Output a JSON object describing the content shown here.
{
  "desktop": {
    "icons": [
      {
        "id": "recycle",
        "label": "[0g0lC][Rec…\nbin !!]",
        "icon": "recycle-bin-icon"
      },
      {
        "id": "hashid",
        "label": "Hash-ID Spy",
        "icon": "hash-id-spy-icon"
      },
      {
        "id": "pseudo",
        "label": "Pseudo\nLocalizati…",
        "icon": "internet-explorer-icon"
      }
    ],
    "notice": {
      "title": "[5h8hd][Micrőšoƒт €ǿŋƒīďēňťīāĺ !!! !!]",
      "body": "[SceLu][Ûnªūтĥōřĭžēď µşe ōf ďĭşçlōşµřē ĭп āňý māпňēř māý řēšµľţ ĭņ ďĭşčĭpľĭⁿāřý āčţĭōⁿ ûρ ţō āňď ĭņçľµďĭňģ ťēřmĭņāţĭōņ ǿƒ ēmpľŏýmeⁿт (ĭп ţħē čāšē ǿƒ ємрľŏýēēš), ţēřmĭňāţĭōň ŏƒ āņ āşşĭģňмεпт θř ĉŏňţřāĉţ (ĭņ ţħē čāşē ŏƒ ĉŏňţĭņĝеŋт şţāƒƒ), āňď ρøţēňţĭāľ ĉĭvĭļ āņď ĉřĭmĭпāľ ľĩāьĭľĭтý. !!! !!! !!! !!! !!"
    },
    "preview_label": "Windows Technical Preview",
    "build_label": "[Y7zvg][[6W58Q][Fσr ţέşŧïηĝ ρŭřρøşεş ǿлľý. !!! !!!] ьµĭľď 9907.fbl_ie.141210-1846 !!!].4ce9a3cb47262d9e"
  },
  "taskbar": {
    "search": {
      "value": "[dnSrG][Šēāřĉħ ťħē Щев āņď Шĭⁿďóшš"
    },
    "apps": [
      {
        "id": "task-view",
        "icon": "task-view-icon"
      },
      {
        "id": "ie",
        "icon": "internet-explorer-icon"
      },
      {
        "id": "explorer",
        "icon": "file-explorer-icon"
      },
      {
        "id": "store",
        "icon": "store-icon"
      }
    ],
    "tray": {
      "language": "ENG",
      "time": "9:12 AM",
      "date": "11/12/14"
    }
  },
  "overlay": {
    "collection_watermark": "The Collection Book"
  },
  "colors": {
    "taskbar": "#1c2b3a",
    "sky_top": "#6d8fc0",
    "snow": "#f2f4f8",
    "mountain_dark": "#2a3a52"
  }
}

========================================

• PROBLEM DESCRIPTION:
Every record above should be output exactly.

• TASK SOLUTION:
Output a JSON object describing the content shown here.
{
  "desktop": {
    "icons": [
      {
        "id": "recycle",
        "label": "[0g0lC][Rec…\nbin !!]",
        "icon": "recycle-bin-icon"
      },
      {
        "id": "hashid",
        "label": "Hash-ID Spy",
        "icon": "hash-id-spy-icon"
      },
      {
        "id": "pseudo",
        "label": "Pseudo\nLocalizati…",
        "icon": "internet-explorer-icon"
      }
    ],
    "notice": {
      "title": "[5h8hd][Micrőšoƒт €ǿŋƒīďēňťīāĺ !!! !!]",
      "body": "[SceLu][Ûnªūтĥōřĭžēď µşe ōf ďĭşçlōşµřē ĭп āňý māпňēř māý řēšµľţ ĭņ ďĭşčĭpľĭⁿāřý āčţĭōⁿ ûρ ţō āňď ĭņçľµďĭňģ ťēřmĭņāţĭōņ ǿƒ ēmpľŏýmeⁿт (ĭп ţħē čāšē ǿƒ ємрľŏýēēš), ţēřmĭňāţĭōň ŏƒ āņ āşşĭģňмεпт θř ĉŏňţřāĉţ (ĭņ ţħē čāşē ŏƒ ĉŏňţĭņĝеŋт şţāƒƒ), āňď ρøţēňţĭāľ ĉĭvĭļ āņď ĉřĭmĭпāľ ľĩāьĭľĭтý. !!! !!! !!! !!! !!"
    },
    "preview_label": "Windows Technical Preview",
    "build_label": "[Y7zvg][[6W58Q][Fσr ţέşŧïηĝ ρŭřρøşεş ǿлľý. !!! !!!] ьµĭľď 9907.fbl_ie.141210-1846 !!!].4ce9a3cb47262d9e"
  },
  "taskbar": {
    "search": {
      "value": "[dnSrG][Šēāřĉħ ťħē Щев āņď Шĭⁿďóшš"
    },
    "apps": [
      {
        "id": "task-view",
        "icon": "task-view-icon"
      },
      {
        "id": "ie",
        "icon": "internet-explorer-icon"
      },
      {
        "id": "explorer",
        "icon": "file-explorer-icon"
      },
      {
        "id": "store",
        "icon": "store-icon"
      }
    ],
    "tray": {
      "language": "ENG",
      "time": "9:12 AM",
      "date": "11/12/14"
    }
  },
  "overlay": {
    "collection_watermark": "The Collection Book"
  },
  "colors": {
    "taskbar": "#1c2b3a",
    "sky_top": "#6d8fc0",
    "snow": "#f2f4f8",
    "mountain_dark": "#2a3a52"
  }
}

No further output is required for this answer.